EXCERPTED PASSAGE →
*****

City-level filtering adds the geographic dimension. Expansion decisions that involve sales, partnerships or talent hiring often depend on where the relevant companies are clustered. The technology sector in France, for example, is concentrated differently across Paris, Lyon and Toulouse; knowing where your future partners, clients and competing employers are located shapes hiring plans, office decisions and go-to-market sequencing.
Using register data to brief EOR vendors and internal stakeholders
When you present an expansion case internally, the quality of your evidence determines how quickly you can move. A slide that says "we believe there is significant market opportunity in France" invites debate. A slide that shows 300,000 registered software companies, distributed across three major cities, with a quality-tier profile indicating a mature market, invites a different conversation, one about how to enter, not whether.
OneFirmIntel's export function lets you pull the market-sizing data into a spreadsheet or presentation. The rows of the export, company name, city, tier, sector, incorporation date, are also useful inputs for EOR vendor briefings, where the vendor needs to understand the talent and employer landscape in the target city to advise on compensation benchmarks and hiring timelines.
Investors and board members who have seen many expansion proposals can identify quickly when the market-sizing is based on credible primary data versus second-hand reports. Grounding your numbers in official registry counts, "there are 43 million registered companies in India, of which X hundred thousand are in our sector, concentrated in these cities", is a different class of evidence from a quoted analyst estimate.
Mapping where existing operators are concentrated
Geographic concentration is one of the most actionable insights in expansion planning. In most sectors, companies do not distribute evenly across a country, they cluster around talent pools, customers, infrastructure hubs or regulatory environments. Understanding where the cluster is tells you where to hire, where to open an office, and which city to prioritise for your first sales push.
The city filter in OneFirmIntel surfaces these clusters directly. Search for your sector in a given country, then compare the results across the major cities. If 60% of the matching companies in your industry are in one metropolitan area, that tells you something about where the ecosystem is and where you need a presence to participate in it.

*****

TASK DIRECTIONS →
Rewrite the paragraph of the excerpt on expansion planning that begins "Geographic concentration is one of" as a brief bulleted list that keeps its main facts.

*****

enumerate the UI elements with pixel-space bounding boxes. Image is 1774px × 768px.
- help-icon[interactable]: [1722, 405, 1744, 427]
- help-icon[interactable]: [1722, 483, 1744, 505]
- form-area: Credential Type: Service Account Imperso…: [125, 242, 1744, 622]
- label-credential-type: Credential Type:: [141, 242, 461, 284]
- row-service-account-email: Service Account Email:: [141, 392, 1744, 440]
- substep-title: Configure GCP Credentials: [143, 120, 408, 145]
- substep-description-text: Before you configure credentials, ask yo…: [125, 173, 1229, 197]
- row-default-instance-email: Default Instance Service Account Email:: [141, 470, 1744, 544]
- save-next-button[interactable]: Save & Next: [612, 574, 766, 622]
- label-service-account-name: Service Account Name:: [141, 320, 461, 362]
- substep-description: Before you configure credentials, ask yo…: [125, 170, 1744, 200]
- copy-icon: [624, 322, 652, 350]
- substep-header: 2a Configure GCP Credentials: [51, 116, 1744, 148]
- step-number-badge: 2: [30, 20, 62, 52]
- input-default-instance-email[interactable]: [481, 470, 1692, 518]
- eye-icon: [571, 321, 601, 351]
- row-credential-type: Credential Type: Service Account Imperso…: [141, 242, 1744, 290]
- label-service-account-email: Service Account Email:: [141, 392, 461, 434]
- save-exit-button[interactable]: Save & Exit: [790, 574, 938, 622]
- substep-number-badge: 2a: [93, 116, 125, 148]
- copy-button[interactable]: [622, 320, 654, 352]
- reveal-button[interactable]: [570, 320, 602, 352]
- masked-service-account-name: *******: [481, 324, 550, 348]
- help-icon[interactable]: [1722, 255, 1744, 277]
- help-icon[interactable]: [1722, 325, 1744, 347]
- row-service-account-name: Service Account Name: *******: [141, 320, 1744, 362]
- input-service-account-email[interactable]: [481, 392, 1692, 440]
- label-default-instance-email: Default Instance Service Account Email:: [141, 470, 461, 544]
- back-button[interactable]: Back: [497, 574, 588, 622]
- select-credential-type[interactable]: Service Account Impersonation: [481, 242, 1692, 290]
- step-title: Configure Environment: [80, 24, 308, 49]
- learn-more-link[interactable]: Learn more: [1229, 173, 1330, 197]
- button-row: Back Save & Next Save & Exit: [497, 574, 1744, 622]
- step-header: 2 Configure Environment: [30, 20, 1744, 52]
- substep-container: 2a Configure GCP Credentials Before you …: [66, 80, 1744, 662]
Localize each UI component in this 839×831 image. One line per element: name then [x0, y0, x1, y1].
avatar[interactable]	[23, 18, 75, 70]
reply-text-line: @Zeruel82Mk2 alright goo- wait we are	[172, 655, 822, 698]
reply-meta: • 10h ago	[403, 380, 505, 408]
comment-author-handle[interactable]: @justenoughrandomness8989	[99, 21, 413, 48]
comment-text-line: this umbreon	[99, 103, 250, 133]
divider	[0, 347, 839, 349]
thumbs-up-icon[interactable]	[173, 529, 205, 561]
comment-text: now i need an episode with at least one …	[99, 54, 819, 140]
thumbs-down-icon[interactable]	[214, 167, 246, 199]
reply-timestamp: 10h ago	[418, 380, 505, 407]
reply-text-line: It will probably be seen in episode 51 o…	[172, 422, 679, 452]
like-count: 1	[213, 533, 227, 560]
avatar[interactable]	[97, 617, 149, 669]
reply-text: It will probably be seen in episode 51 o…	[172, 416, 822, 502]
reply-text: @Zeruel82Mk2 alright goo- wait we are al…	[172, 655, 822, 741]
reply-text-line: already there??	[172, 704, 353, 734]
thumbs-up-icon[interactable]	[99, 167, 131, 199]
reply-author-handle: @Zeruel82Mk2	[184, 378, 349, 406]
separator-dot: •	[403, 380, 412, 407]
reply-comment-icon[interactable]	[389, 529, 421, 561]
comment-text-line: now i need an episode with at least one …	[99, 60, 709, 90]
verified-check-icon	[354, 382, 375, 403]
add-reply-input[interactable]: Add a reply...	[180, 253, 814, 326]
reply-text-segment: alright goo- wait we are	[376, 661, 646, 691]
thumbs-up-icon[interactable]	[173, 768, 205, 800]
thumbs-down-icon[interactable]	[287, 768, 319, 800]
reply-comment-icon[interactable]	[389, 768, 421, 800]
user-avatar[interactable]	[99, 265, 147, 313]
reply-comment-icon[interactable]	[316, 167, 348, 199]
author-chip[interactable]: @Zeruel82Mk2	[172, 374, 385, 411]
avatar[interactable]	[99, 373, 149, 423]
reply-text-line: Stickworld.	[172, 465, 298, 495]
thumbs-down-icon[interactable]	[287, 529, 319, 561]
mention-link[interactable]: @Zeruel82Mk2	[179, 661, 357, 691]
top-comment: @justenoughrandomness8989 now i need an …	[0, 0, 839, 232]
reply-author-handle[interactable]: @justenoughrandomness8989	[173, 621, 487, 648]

*****

ANSWER →
- Geographic concentration is one of the most actionable insights in expansion planning.
- In most sectors, companies do not spread evenly across a country. They cluster around talent pools, customers, infrastructure hubs or regulatory environments.
- Knowing where the cluster is shows where to hire, where to open an office and which city to prioritize for the first sales push.